### Given exercise
Set down the material once more, exactly as it appears.

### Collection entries
--- START ---

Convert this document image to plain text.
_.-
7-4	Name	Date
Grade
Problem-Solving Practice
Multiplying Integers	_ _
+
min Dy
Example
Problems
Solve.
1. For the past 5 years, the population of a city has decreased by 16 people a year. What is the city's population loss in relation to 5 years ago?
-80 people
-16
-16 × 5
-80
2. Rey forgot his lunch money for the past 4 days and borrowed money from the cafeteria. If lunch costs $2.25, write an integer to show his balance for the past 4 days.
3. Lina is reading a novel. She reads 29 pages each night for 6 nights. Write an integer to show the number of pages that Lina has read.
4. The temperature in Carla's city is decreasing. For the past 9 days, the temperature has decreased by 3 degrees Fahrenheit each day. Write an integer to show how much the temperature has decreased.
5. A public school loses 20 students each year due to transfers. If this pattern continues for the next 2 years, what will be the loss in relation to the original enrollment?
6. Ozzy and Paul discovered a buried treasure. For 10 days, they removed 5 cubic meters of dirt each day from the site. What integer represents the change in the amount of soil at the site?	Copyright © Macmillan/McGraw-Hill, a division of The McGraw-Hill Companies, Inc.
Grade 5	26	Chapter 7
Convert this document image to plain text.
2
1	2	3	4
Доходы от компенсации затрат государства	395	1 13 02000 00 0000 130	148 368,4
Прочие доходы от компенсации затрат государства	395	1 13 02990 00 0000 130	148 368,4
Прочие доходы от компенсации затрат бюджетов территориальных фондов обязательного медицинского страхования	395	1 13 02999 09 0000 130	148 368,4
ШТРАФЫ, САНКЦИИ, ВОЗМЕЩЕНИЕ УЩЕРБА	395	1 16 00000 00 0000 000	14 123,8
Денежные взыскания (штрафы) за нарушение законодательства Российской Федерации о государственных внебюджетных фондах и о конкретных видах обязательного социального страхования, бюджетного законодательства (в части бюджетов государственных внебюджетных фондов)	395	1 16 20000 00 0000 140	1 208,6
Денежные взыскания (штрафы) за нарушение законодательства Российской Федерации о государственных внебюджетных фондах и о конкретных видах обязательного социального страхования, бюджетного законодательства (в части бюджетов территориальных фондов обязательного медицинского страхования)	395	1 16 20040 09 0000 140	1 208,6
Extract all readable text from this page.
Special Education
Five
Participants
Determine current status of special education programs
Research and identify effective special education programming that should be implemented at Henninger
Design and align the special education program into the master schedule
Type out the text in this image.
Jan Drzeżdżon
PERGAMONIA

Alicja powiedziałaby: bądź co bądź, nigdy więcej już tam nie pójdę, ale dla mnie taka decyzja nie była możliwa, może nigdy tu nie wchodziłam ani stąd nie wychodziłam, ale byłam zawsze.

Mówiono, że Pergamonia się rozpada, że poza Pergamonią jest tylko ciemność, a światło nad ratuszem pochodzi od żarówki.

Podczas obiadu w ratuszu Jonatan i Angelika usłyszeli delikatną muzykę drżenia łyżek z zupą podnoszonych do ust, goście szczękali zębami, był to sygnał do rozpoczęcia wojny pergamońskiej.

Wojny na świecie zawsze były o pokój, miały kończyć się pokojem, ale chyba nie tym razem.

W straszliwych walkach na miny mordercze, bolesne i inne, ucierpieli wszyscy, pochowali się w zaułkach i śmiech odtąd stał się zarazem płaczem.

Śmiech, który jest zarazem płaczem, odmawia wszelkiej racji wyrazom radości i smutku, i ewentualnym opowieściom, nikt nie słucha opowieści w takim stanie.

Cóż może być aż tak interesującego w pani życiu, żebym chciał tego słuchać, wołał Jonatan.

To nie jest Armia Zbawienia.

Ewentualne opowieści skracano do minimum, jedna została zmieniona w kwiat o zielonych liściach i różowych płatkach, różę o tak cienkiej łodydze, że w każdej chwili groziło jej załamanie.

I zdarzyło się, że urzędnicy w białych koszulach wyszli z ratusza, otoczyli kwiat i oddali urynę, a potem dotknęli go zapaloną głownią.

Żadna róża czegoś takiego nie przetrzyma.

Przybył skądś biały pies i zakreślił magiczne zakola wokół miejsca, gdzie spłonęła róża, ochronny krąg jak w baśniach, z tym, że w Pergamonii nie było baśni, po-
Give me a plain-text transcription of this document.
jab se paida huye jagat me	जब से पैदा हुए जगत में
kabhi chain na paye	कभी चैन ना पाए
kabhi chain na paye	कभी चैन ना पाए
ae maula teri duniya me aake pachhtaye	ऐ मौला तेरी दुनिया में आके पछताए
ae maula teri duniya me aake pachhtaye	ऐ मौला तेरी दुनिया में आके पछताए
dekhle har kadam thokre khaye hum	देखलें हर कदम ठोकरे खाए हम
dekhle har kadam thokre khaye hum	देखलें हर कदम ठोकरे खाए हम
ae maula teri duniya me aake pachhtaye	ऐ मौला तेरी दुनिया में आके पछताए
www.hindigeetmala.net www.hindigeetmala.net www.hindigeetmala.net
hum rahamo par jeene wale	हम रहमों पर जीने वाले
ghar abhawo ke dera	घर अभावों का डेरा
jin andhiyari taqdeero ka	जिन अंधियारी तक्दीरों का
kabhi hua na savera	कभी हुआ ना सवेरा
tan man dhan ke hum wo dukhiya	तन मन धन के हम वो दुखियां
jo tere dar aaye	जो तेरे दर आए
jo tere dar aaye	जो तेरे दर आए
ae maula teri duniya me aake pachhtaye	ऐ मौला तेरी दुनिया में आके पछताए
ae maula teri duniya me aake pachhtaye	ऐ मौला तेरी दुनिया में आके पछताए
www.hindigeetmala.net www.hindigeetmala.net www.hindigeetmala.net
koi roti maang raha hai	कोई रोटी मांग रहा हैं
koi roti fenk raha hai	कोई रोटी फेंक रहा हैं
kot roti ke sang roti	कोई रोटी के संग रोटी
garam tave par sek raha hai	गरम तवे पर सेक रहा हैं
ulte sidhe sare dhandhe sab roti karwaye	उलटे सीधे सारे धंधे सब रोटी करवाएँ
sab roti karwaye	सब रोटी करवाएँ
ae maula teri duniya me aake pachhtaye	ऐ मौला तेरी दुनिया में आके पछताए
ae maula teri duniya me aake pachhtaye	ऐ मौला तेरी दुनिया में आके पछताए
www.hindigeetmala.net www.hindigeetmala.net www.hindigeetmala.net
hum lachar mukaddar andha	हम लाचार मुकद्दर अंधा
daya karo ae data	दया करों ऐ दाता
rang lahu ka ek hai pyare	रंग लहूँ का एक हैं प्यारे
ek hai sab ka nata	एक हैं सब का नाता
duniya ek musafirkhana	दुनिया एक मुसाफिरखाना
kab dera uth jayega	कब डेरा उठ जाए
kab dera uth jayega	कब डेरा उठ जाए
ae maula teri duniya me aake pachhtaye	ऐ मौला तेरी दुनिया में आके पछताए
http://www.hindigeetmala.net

--- END ---

### Expected answer
Convert this document image to plain text.
_.-
7-4	Name	Date
Grade
Problem-Solving Practice
Multiplying Integers	_ _
+
min Dy
Example
Problems
Solve.
1. For the past 5 years, the population of a city has decreased by 16 people a year. What is the city's population loss in relation to 5 years ago?
-80 people
-16
-16 × 5
-80
2. Rey forgot his lunch money for the past 4 days and borrowed money from the cafeteria. If lunch costs $2.25, write an integer to show his balance for the past 4 days.
3. Lina is reading a novel. She reads 29 pages each night for 6 nights. Write an integer to show the number of pages that Lina has read.
4. The temperature in Carla's city is decreasing. For the past 9 days, the temperature has decreased by 3 degrees Fahrenheit each day. Write an integer to show how much the temperature has decreased.
5. A public school loses 20 students each year due to transfers. If this pattern continues for the next 2 years, what will be the loss in relation to the original enrollment?
6. Ozzy and Paul discovered a buried treasure. For 10 days, they removed 5 cubic meters of dirt each day from the site. What integer represents the change in the amount of soil at the site?	Copyright © Macmillan/McGraw-Hill, a division of The McGraw-Hill Companies, Inc.
Grade 5	26	Chapter 7
Convert this document image to plain text.
2
1	2	3	4
Доходы от компенсации затрат государства	395	1 13 02000 00 0000 130	148 368,4
Прочие доходы от компенсации затрат государства	395	1 13 02990 00 0000 130	148 368,4
Прочие доходы от компенсации затрат бюджетов территориальных фондов обязательного медицинского страхования	395	1 13 02999 09 0000 130	148 368,4
ШТРАФЫ, САНКЦИИ, ВОЗМЕЩЕНИЕ УЩЕРБА	395	1 16 00000 00 0000 000	14 123,8
Денежные взыскания (штрафы) за нарушение законодательства Российской Федерации о государственных внебюджетных фондах и о конкретных видах обязательного социального страхования, бюджетного законодательства (в части бюджетов государственных внебюджетных фондов)	395	1 16 20000 00 0000 140	1 208,6
Денежные взыскания (штрафы) за нарушение законодательства Российской Федерации о государственных внебюджетных фондах и о конкретных видах обязательного социального страхования, бюджетного законодательства (в части бюджетов территориальных фондов обязательного медицинского страхования)	395	1 16 20040 09 0000 140	1 208,6
Extract all readable text from this page.
Special Education
Five
Participants
Determine current status of special education programs
Research and identify effective special education programming that should be implemented at Henninger
Design and align the special education program into the master schedule
Type out the text in this image.
Jan Drzeżdżon
PERGAMONIA

Alicja powiedziałaby: bądź co bądź, nigdy więcej już tam nie pójdę, ale dla mnie taka decyzja nie była możliwa, może nigdy tu nie wchodziłam ani stąd nie wychodziłam, ale byłam zawsze.

Mówiono, że Pergamonia się rozpada, że poza Pergamonią jest tylko ciemność, a światło nad ratuszem pochodzi od żarówki.

Podczas obiadu w ratuszu Jonatan i Angelika usłyszeli delikatną muzykę drżenia łyżek z zupą podnoszonych do ust, goście szczękali zębami, był to sygnał do rozpoczęcia wojny pergamońskiej.

Wojny na świecie zawsze były o pokój, miały kończyć się pokojem, ale chyba nie tym razem.

W straszliwych walkach na miny mordercze, bolesne i inne, ucierpieli wszyscy, pochowali się w zaułkach i śmiech odtąd stał się zarazem płaczem.

Śmiech, który jest zarazem płaczem, odmawia wszelkiej racji wyrazom radości i smutku, i ewentualnym opowieściom, nikt nie słucha opowieści w takim stanie.

Cóż może być aż tak interesującego w pani życiu, żebym chciał tego słuchać, wołał Jonatan.

To nie jest Armia Zbawienia.

Ewentualne opowieści skracano do minimum, jedna została zmieniona w kwiat o zielonych liściach i różowych płatkach, różę o tak cienkiej łodydze, że w każdej chwili groziło jej załamanie.

I zdarzyło się, że urzędnicy w białych koszulach wyszli z ratusza, otoczyli kwiat i oddali urynę, a potem dotknęli go zapaloną głownią.

Żadna róża czegoś takiego nie przetrzyma.

Przybył skądś biały pies i zakreślił magiczne zakola wokół miejsca, gdzie spłonęła róża, ochronny krąg jak w baśniach, z tym, że w Pergamonii nie było baśni, po-
Give me a plain-text transcription of this document.
jab se paida huye jagat me	जब से पैदा हुए जगत में
kabhi chain na paye	कभी चैन ना पाए
kabhi chain na paye	कभी चैन ना पाए
ae maula teri duniya me aake pachhtaye	ऐ मौला तेरी दुनिया में आके पछताए
ae maula teri duniya me aake pachhtaye	ऐ मौला तेरी दुनिया में आके पछताए
dekhle har kadam thokre khaye hum	देखलें हर कदम ठोकरे खाए हम
dekhle har kadam thokre khaye hum	देखलें हर कदम ठोकरे खाए हम
ae maula teri duniya me aake pachhtaye	ऐ मौला तेरी दुनिया में आके पछताए
www.hindigeetmala.net www.hindigeetmala.net www.hindigeetmala.net
hum rahamo par jeene wale	हम रहमों पर जीने वाले
ghar abhawo ke dera	घर अभावों का डेरा
jin andhiyari taqdeero ka	जिन अंधियारी तक्दीरों का
kabhi hua na savera	कभी हुआ ना सवेरा
tan man dhan ke hum wo dukhiya	तन मन धन के हम वो दुखियां
jo tere dar aaye	जो तेरे दर आए
jo tere dar aaye	जो तेरे दर आए
ae maula teri duniya me aake pachhtaye	ऐ मौला तेरी दुनिया में आके पछताए
ae maula teri duniya me aake pachhtaye	ऐ मौला तेरी दुनिया में आके पछताए
www.hindigeetmala.net www.hindigeetmala.net www.hindigeetmala.net
koi roti maang raha hai	कोई रोटी मांग रहा हैं
koi roti fenk raha hai	कोई रोटी फेंक रहा हैं
kot roti ke sang roti	कोई रोटी के संग रोटी
garam tave par sek raha hai	गरम तवे पर सेक रहा हैं
ulte sidhe sare dhandhe sab roti karwaye	उलटे सीधे सारे धंधे सब रोटी करवाएँ
sab roti karwaye	सब रोटी करवाएँ
ae maula teri duniya me aake pachhtaye	ऐ मौला तेरी दुनिया में आके पछताए
ae maula teri duniya me aake pachhtaye	ऐ मौला तेरी दुनिया में आके पछताए
www.hindigeetmala.net www.hindigeetmala.net www.hindigeetmala.net
hum lachar mukaddar andha	हम लाचार मुकद्दर अंधा
daya karo ae data	दया करों ऐ दाता
rang lahu ka ek hai pyare	रंग लहूँ का एक हैं प्यारे
ek hai sab ka nata	एक हैं सब का नाता
duniya ek musafirkhana	दुनिया एक मुसाफिरखाना
kab dera uth jayega	कब डेरा उठ जाए
kab dera uth jayega	कब डेरा उठ जाए
ae maula teri duniya me aake pachhtaye	ऐ मौला तेरी दुनिया में आके पछताए
http://www.hindigeetmala.net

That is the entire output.